▶ [Goal]
Copy all the data exactly, except the pictures.

▶ [Material for this task]
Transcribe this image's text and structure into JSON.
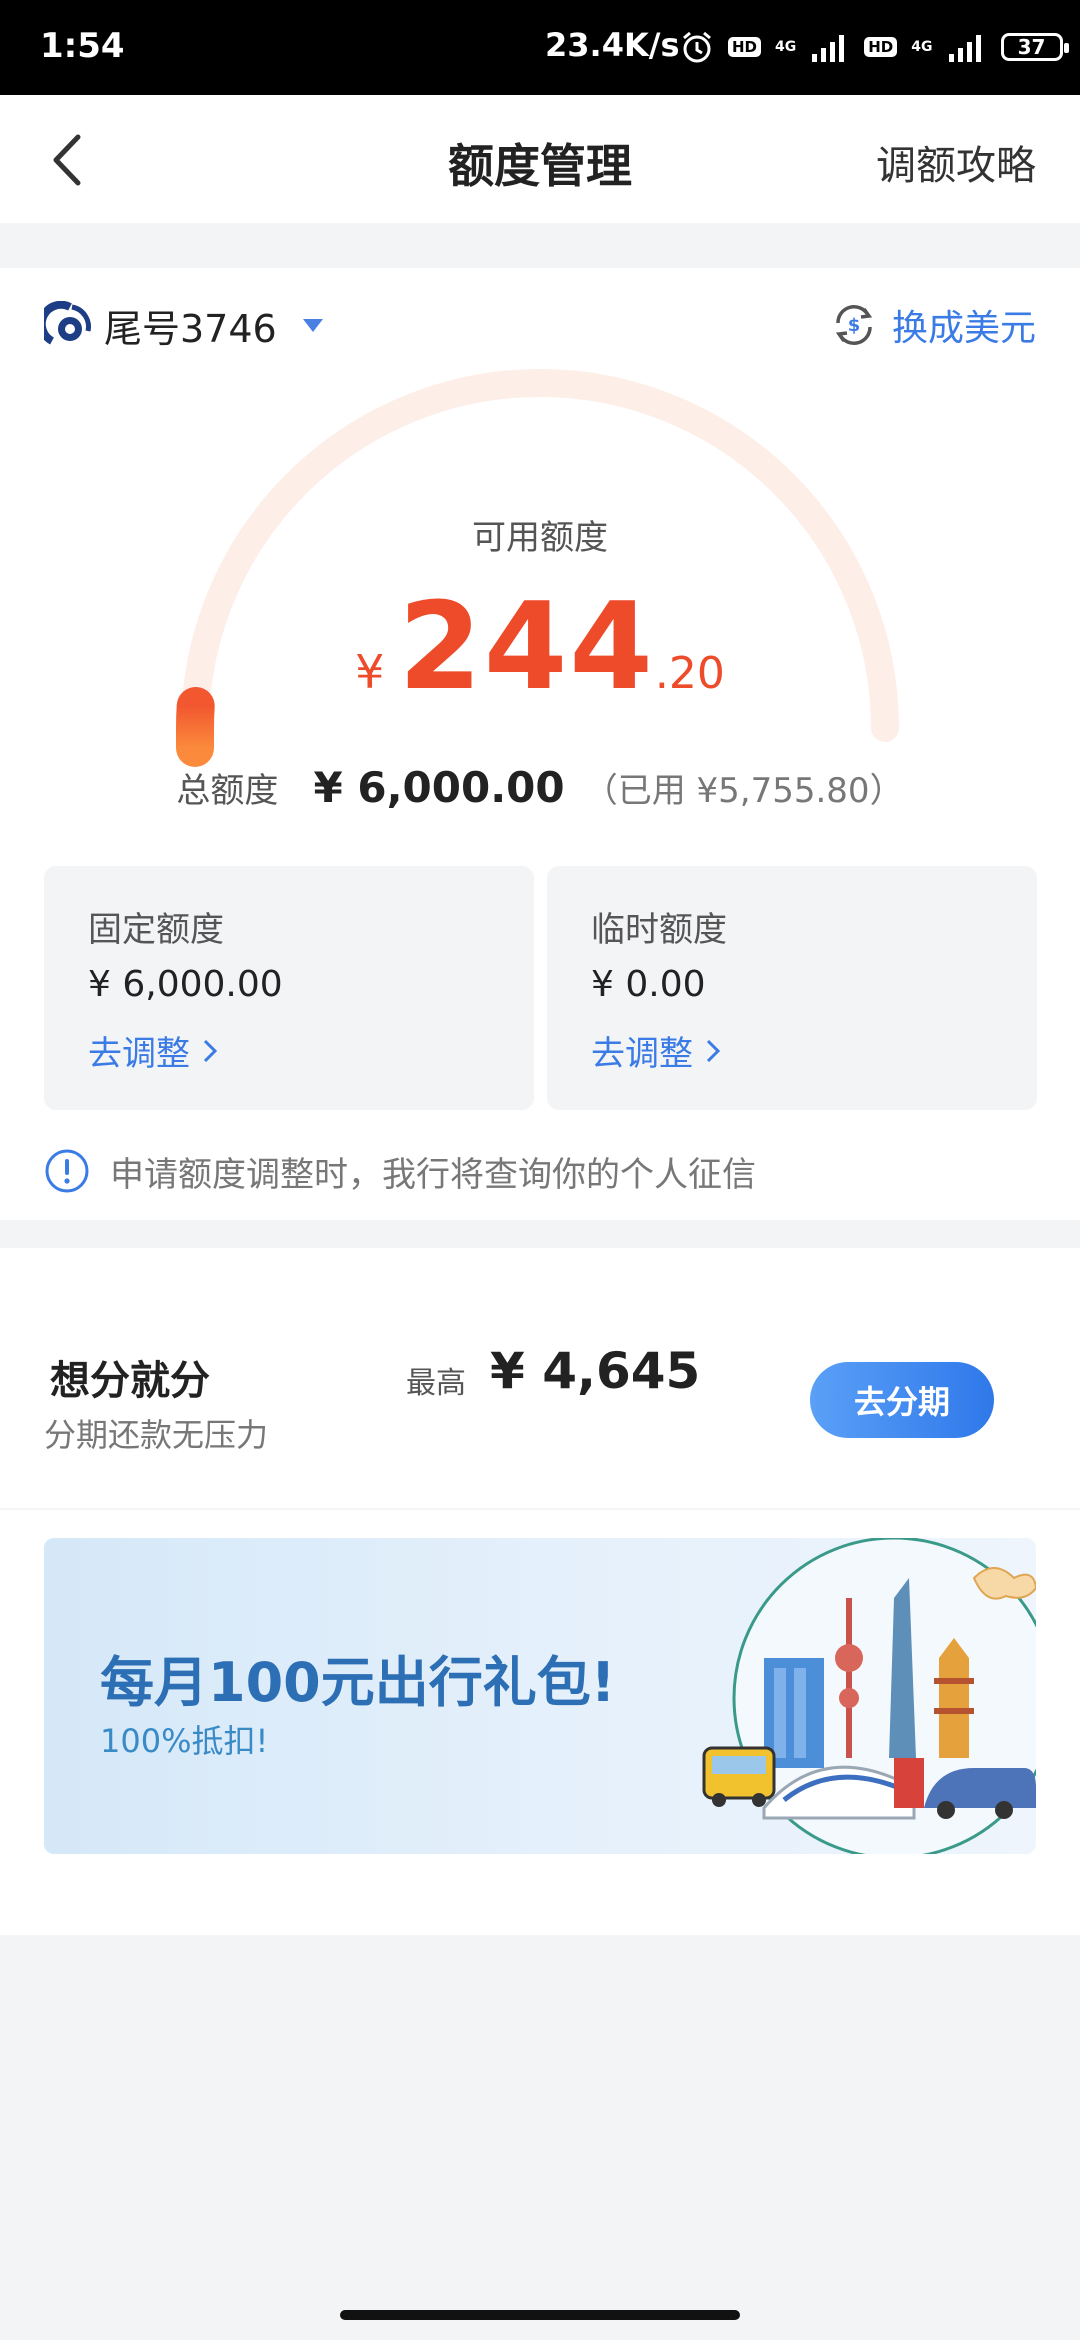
{
  "status_bar": {
    "time": "1:54",
    "net_speed": "23.4K/s",
    "hd_label": "HD",
    "network_label": "4G",
    "battery": "37"
  },
  "nav": {
    "title": "额度管理",
    "guide_link": "调额攻略"
  },
  "card": {
    "card_label": "尾号3746",
    "convert_label": "换成美元",
    "available_label": "可用额度",
    "currency_symbol": "¥",
    "available_integer": "244",
    "available_decimal": ".20",
    "available_fraction_of_total": 0.0407,
    "total_label": "总额度",
    "total_value": "¥ 6,000.00",
    "used_text": "（已用 ¥5,755.80）",
    "fixed": {
      "title": "固定额度",
      "value": "¥ 6,000.00",
      "link": "去调整"
    },
    "temporary": {
      "title": "临时额度",
      "value": "¥ 0.00",
      "link": "去调整"
    },
    "notice": "申请额度调整时，我行将查询你的个人征信"
  },
  "installment": {
    "title": "想分就分",
    "subtitle": "分期还款无压力",
    "max_label": "最高",
    "max_value": "¥ 4,645",
    "button": "去分期"
  },
  "banner": {
    "title": "每月100元出行礼包!",
    "subtitle": "100%抵扣!"
  },
  "colors": {
    "accent_blue": "#3b7be5",
    "amount_red": "#ee4b2b",
    "gauge_track": "#fdeee8"
  }
}
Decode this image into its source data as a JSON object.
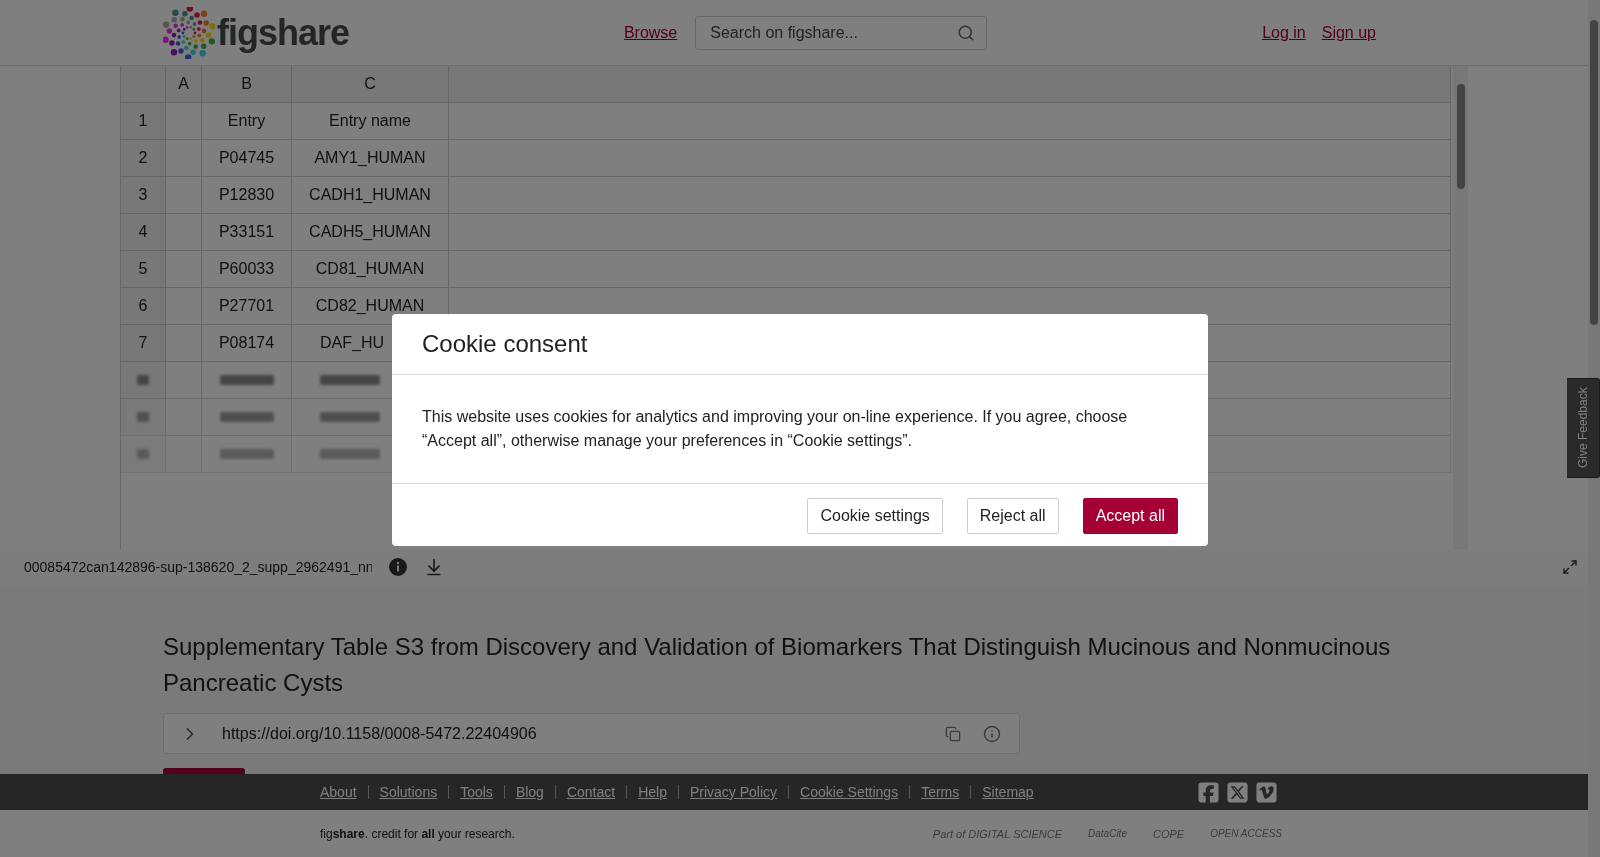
{
  "header": {
    "logo_text": "figshare",
    "nav_link": "Browse",
    "search": {
      "placeholder": "Search on figshare..."
    },
    "auth_links": [
      "Log in",
      "Sign up"
    ]
  },
  "spreadsheet": {
    "columns": [
      "A",
      "B",
      "C"
    ],
    "rows": [
      {
        "number": "1",
        "b": "Entry",
        "c": "Entry name",
        "kind": "normal",
        "cut": false
      },
      {
        "number": "2",
        "b": "P04745",
        "c": "AMY1_HUMAN",
        "kind": "normal",
        "cut": false
      },
      {
        "number": "3",
        "b": "P12830",
        "c": "CADH1_HUMAN",
        "kind": "normal",
        "cut": false
      },
      {
        "number": "4",
        "b": "P33151",
        "c": "CADH5_HUMAN",
        "kind": "normal",
        "cut": false
      },
      {
        "number": "5",
        "b": "P60033",
        "c": "CD81_HUMAN",
        "kind": "normal",
        "cut": false
      },
      {
        "number": "6",
        "b": "P27701",
        "c": "CD82_HUMAN",
        "kind": "normal",
        "cut": false
      },
      {
        "number": "7",
        "b": "P08174",
        "c": "DAF_HU",
        "kind": "normal",
        "cut": true
      },
      {
        "kind": "blurred"
      },
      {
        "kind": "blurred"
      },
      {
        "kind": "blurred"
      }
    ]
  },
  "viewer": {
    "filename": "00085472can142896-sup-138620_2_supp_2962491_nn"
  },
  "article": {
    "title": "Supplementary Table S3 from Discovery and Validation of Biomarkers That Distinguish Mucinous and Nonmucinous Pancreatic Cysts",
    "doi": "https://doi.org/10.1158/0008-5472.22404906"
  },
  "footer": {
    "links": [
      "About",
      "Solutions",
      "Tools",
      "Blog",
      "Contact",
      "Help",
      "Privacy Policy",
      "Cookie Settings",
      "Terms",
      "Sitemap"
    ],
    "tagline": "fig**share**. credit for **all** your research.",
    "partners": [
      {
        "label": "Part of DIGITAL SCIENCE",
        "kind": "wide"
      },
      {
        "label": "DataCite",
        "kind": "small"
      },
      {
        "label": "COPE",
        "kind": "wide"
      },
      {
        "label": "OPEN ACCESS",
        "kind": "small"
      }
    ]
  },
  "feedback_tab": "Give Feedback",
  "cookie_dialog": {
    "title": "Cookie consent",
    "text": "This website uses cookies for analytics and improving your on-line experience. If you agree, choose “Accept all”, otherwise manage your preferences in “Cookie settings”.",
    "buttons": [
      {
        "label": "Cookie settings",
        "kind": "outline"
      },
      {
        "label": "Reject all",
        "kind": "outline"
      },
      {
        "label": "Accept all",
        "kind": "primary"
      }
    ]
  }
}
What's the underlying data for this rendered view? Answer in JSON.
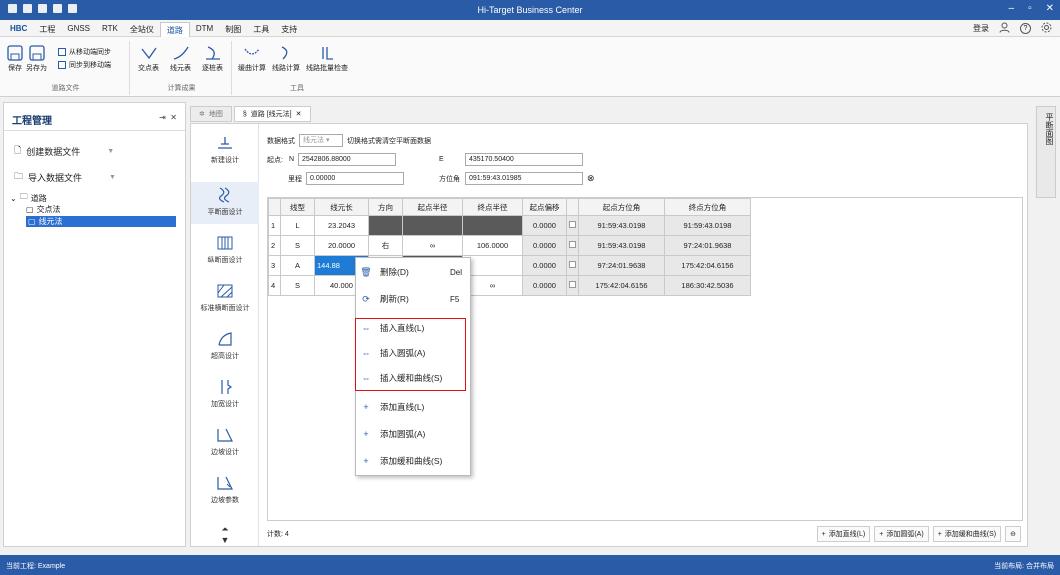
{
  "app": {
    "title": "Hi-Target Business Center"
  },
  "menubar": {
    "tabs": [
      "HBC",
      "工程",
      "GNSS",
      "RTK",
      "全站仪",
      "道路",
      "DTM",
      "制图",
      "工具",
      "支持"
    ],
    "active_tab": 5,
    "login": "登录"
  },
  "ribbon": {
    "save": "保存",
    "save_as": "另存为",
    "sync_from_mobile": "从移动端同步",
    "sync_to_mobile": "同步到移动端",
    "group_road_file": "道路文件",
    "intersection_table": "交点表",
    "element_table": "线元表",
    "chainage_table": "逐桩表",
    "group_calc_result": "计算成果",
    "curve_calc": "缓曲计算",
    "route_calc": "线路计算",
    "batch_check": "线路批量检查",
    "group_tools": "工具"
  },
  "left_panel": {
    "title": "工程管理",
    "create_data_file": "创建数据文件",
    "import_data_file": "导入数据文件",
    "tree_root": "道路",
    "tree_child_1": "交点法",
    "tree_child_2": "线元法"
  },
  "doc_tabs": {
    "map": "地图",
    "road": "道路 [线元法]"
  },
  "tools": {
    "new": "新建设计",
    "horizontal": "平断面设计",
    "vertical": "纵断面设计",
    "standard_cross": "标准横断面设计",
    "superelevation": "超高设计",
    "widening": "加宽设计",
    "slope": "边坡设计",
    "slope_params": "边坡参数"
  },
  "form": {
    "format_label": "数据格式",
    "format_value": "线元法",
    "clear_hint": "切换格式需清空平断面数据",
    "start_label": "起点:",
    "n_label": "N",
    "n_value": "2542806.88000",
    "e_label": "E",
    "e_value": "435170.50400",
    "station_label": "里程",
    "station_value": "0.00000",
    "azimuth_label": "方位角",
    "azimuth_value": "091:59:43.01985"
  },
  "table": {
    "headers": [
      "线型",
      "线元长",
      "方向",
      "起点半径",
      "终点半径",
      "起点偏移",
      "",
      "起点方位角",
      "终点方位角"
    ],
    "rows": [
      {
        "idx": "1",
        "type": "L",
        "length": "23.2043",
        "dir": "",
        "r1": "",
        "r2": "",
        "offset": "0.0000",
        "a1": "91:59:43.0198",
        "a2": "91:59:43.0198"
      },
      {
        "idx": "2",
        "type": "S",
        "length": "20.0000",
        "dir": "右",
        "r1": "∞",
        "r2": "106.0000",
        "offset": "0.0000",
        "a1": "91:59:43.0198",
        "a2": "97:24:01.9638"
      },
      {
        "idx": "3",
        "type": "A",
        "length": "144.88",
        "dir": "",
        "r1": "",
        "r2": "",
        "offset": "0.0000",
        "a1": "97:24:01.9638",
        "a2": "175:42:04.6156"
      },
      {
        "idx": "4",
        "type": "S",
        "length": "40.000",
        "dir": "",
        "r1": "",
        "r2": "∞",
        "offset": "0.0000",
        "a1": "175:42:04.6156",
        "a2": "186:30:42.5036"
      }
    ]
  },
  "context_menu": {
    "delete": "删除(D)",
    "delete_key": "Del",
    "refresh": "刷新(R)",
    "refresh_key": "F5",
    "insert_line": "插入直线(L)",
    "insert_arc": "插入圆弧(A)",
    "insert_spiral": "插入缓和曲线(S)",
    "add_line": "添加直线(L)",
    "add_arc": "添加圆弧(A)",
    "add_spiral": "添加缓和曲线(S)"
  },
  "footer": {
    "count": "计数: 4",
    "add_line": "添加直线(L)",
    "add_arc": "添加圆弧(A)",
    "add_spiral": "添加缓和曲线(S)"
  },
  "right_strip": "平断面图",
  "status": {
    "left": "当前工程: Example",
    "right": "当前布局: 合并布局"
  },
  "colors": {
    "title_bar": "#2a5ba6",
    "selection": "#1e7bd6",
    "highlight_box": "#d11111"
  }
}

▶ [Answer for this exercise]
Transcribe this image's text and structure into JSON.
{
  "status_bar": {
    "time": "1:54",
    "net_speed": "23.4K/s",
    "hd_label": "HD",
    "network_label": "4G",
    "battery": "37"
  },
  "nav": {
    "title": "额度管理",
    "guide_link": "调额攻略"
  },
  "card": {
    "card_label": "尾号3746",
    "convert_label": "换成美元",
    "available_label": "可用额度",
    "currency_symbol": "¥",
    "available_integer": "244",
    "available_decimal": ".20",
    "available_fraction_of_total": 0.0407,
    "total_label": "总额度",
    "total_value": "¥ 6,000.00",
    "used_text": "（已用 ¥5,755.80）",
    "fixed": {
      "title": "固定额度",
      "value": "¥ 6,000.00",
      "link": "去调整"
    },
    "temporary": {
      "title": "临时额度",
      "value": "¥ 0.00",
      "link": "去调整"
    },
    "notice": "申请额度调整时，我行将查询你的个人征信"
  },
  "installment": {
    "title": "想分就分",
    "subtitle": "分期还款无压力",
    "max_label": "最高",
    "max_value": "¥ 4,645",
    "button": "去分期"
  },
  "banner": {
    "title": "每月100元出行礼包!",
    "subtitle": "100%抵扣!"
  },
  "colors": {
    "accent_blue": "#3b7be5",
    "amount_red": "#ee4b2b",
    "gauge_track": "#fdeee8"
  }
}
Decode this image into its source data as a JSON object.
{
  "header": {
    "logo_text": "figshare",
    "nav_link": "Browse",
    "search": {
      "placeholder": "Search on figshare..."
    },
    "auth_links": [
      "Log in",
      "Sign up"
    ]
  },
  "spreadsheet": {
    "columns": [
      "A",
      "B",
      "C"
    ],
    "rows": [
      {
        "number": "1",
        "b": "Entry",
        "c": "Entry name",
        "kind": "normal",
        "cut": false
      },
      {
        "number": "2",
        "b": "P04745",
        "c": "AMY1_HUMAN",
        "kind": "normal",
        "cut": false
      },
      {
        "number": "3",
        "b": "P12830",
        "c": "CADH1_HUMAN",
        "kind": "normal",
        "cut": false
      },
      {
        "number": "4",
        "b": "P33151",
        "c": "CADH5_HUMAN",
        "kind": "normal",
        "cut": false
      },
      {
        "number": "5",
        "b": "P60033",
        "c": "CD81_HUMAN",
        "kind": "normal",
        "cut": false
      },
      {
        "number": "6",
        "b": "P27701",
        "c": "CD82_HUMAN",
        "kind": "normal",
        "cut": false
      },
      {
        "number": "7",
        "b": "P08174",
        "c": "DAF_HU",
        "kind": "normal",
        "cut": true
      },
      {
        "kind": "blurred"
      },
      {
        "kind": "blurred"
      },
      {
        "kind": "blurred"
      }
    ]
  },
  "viewer": {
    "filename": "00085472can142896-sup-138620_2_supp_2962491_nn"
  },
  "article": {
    "title": "Supplementary Table S3 from Discovery and Validation of Biomarkers That Distinguish Mucinous and Nonmucinous Pancreatic Cysts",
    "doi": "https://doi.org/10.1158/0008-5472.22404906"
  },
  "footer": {
    "links": [
      "About",
      "Solutions",
      "Tools",
      "Blog",
      "Contact",
      "Help",
      "Privacy Policy",
      "Cookie Settings",
      "Terms",
      "Sitemap"
    ],
    "tagline": "fig**share**. credit for **all** your research.",
    "partners": [
      {
        "label": "Part of DIGITAL SCIENCE",
        "kind": "wide"
      },
      {
        "label": "DataCite",
        "kind": "small"
      },
      {
        "label": "COPE",
        "kind": "wide"
      },
      {
        "label": "OPEN ACCESS",
        "kind": "small"
      }
    ]
  },
  "feedback_tab": "Give Feedback",
  "cookie_dialog": {
    "title": "Cookie consent",
    "text": "This website uses cookies for analytics and improving your on-line experience. If you agree, choose “Accept all”, otherwise manage your preferences in “Cookie settings”.",
    "buttons": [
      {
        "label": "Cookie settings",
        "kind": "outline"
      },
      {
        "label": "Reject all",
        "kind": "outline"
      },
      {
        "label": "Accept all",
        "kind": "primary"
      }
    ]
  }
}
What's the underlying data for this rendered view? Answer in JSON.
{
  "app": {
    "title": "Hi-Target Business Center"
  },
  "menubar": {
    "tabs": [
      "HBC",
      "工程",
      "GNSS",
      "RTK",
      "全站仪",
      "道路",
      "DTM",
      "制图",
      "工具",
      "支持"
    ],
    "active_tab": 5,
    "login": "登录"
  },
  "ribbon": {
    "save": "保存",
    "save_as": "另存为",
    "sync_from_mobile": "从移动端同步",
    "sync_to_mobile": "同步到移动端",
    "group_road_file": "道路文件",
    "intersection_table": "交点表",
    "element_table": "线元表",
    "chainage_table": "逐桩表",
    "group_calc_result": "计算成果",
    "curve_calc": "缓曲计算",
    "route_calc": "线路计算",
    "batch_check": "线路批量检查",
    "group_tools": "工具"
  },
  "left_panel": {
    "title": "工程管理",
    "create_data_file": "创建数据文件",
    "import_data_file": "导入数据文件",
    "tree_root": "道路",
    "tree_child_1": "交点法",
    "tree_child_2": "线元法"
  },
  "doc_tabs": {
    "map": "地图",
    "road": "道路 [线元法]"
  },
  "tools": {
    "new": "新建设计",
    "horizontal": "平断面设计",
    "vertical": "纵断面设计",
    "standard_cross": "标准横断面设计",
    "superelevation": "超高设计",
    "widening": "加宽设计",
    "slope": "边坡设计",
    "slope_params": "边坡参数"
  },
  "form": {
    "format_label": "数据格式",
    "format_value": "线元法",
    "clear_hint": "切换格式需清空平断面数据",
    "start_label": "起点:",
    "n_label": "N",
    "n_value": "2542806.88000",
    "e_label": "E",
    "e_value": "435170.50400",
    "station_label": "里程",
    "station_value": "0.00000",
    "azimuth_label": "方位角",
    "azimuth_value": "091:59:43.01985"
  },
  "table": {
    "headers": [
      "线型",
      "线元长",
      "方向",
      "起点半径",
      "终点半径",
      "起点偏移",
      "",
      "起点方位角",
      "终点方位角"
    ],
    "rows": [
      {
        "idx": "1",
        "type": "L",
        "length": "23.2043",
        "dir": "",
        "r1": "",
        "r2": "",
        "offset": "0.0000",
        "a1": "91:59:43.0198",
        "a2": "91:59:43.0198"
      },
      {
        "idx": "2",
        "type": "S",
        "length": "20.0000",
        "dir": "右",
        "r1": "∞",
        "r2": "106.0000",
        "offset": "0.0000",
        "a1": "91:59:43.0198",
        "a2": "97:24:01.9638"
      },
      {
        "idx": "3",
        "type": "A",
        "length": "144.88",
        "dir": "",
        "r1": "",
        "r2": "",
        "offset": "0.0000",
        "a1": "97:24:01.9638",
        "a2": "175:42:04.6156"
      },
      {
        "idx": "4",
        "type": "S",
        "length": "40.000",
        "dir": "",
        "r1": "",
        "r2": "∞",
        "offset": "0.0000",
        "a1": "175:42:04.6156",
        "a2": "186:30:42.5036"
      }
    ]
  },
  "context_menu": {
    "delete": "删除(D)",
    "delete_key": "Del",
    "refresh": "刷新(R)",
    "refresh_key": "F5",
    "insert_line": "插入直线(L)",
    "insert_arc": "插入圆弧(A)",
    "insert_spiral": "插入缓和曲线(S)",
    "add_line": "添加直线(L)",
    "add_arc": "添加圆弧(A)",
    "add_spiral": "添加缓和曲线(S)"
  },
  "footer": {
    "count": "计数: 4",
    "add_line": "添加直线(L)",
    "add_arc": "添加圆弧(A)",
    "add_spiral": "添加缓和曲线(S)"
  },
  "right_strip": "平断面图",
  "status": {
    "left": "当前工程: Example",
    "right": "当前布局: 合并布局"
  },
  "colors": {
    "title_bar": "#2a5ba6",
    "selection": "#1e7bd6",
    "highlight_box": "#d11111"
  }
}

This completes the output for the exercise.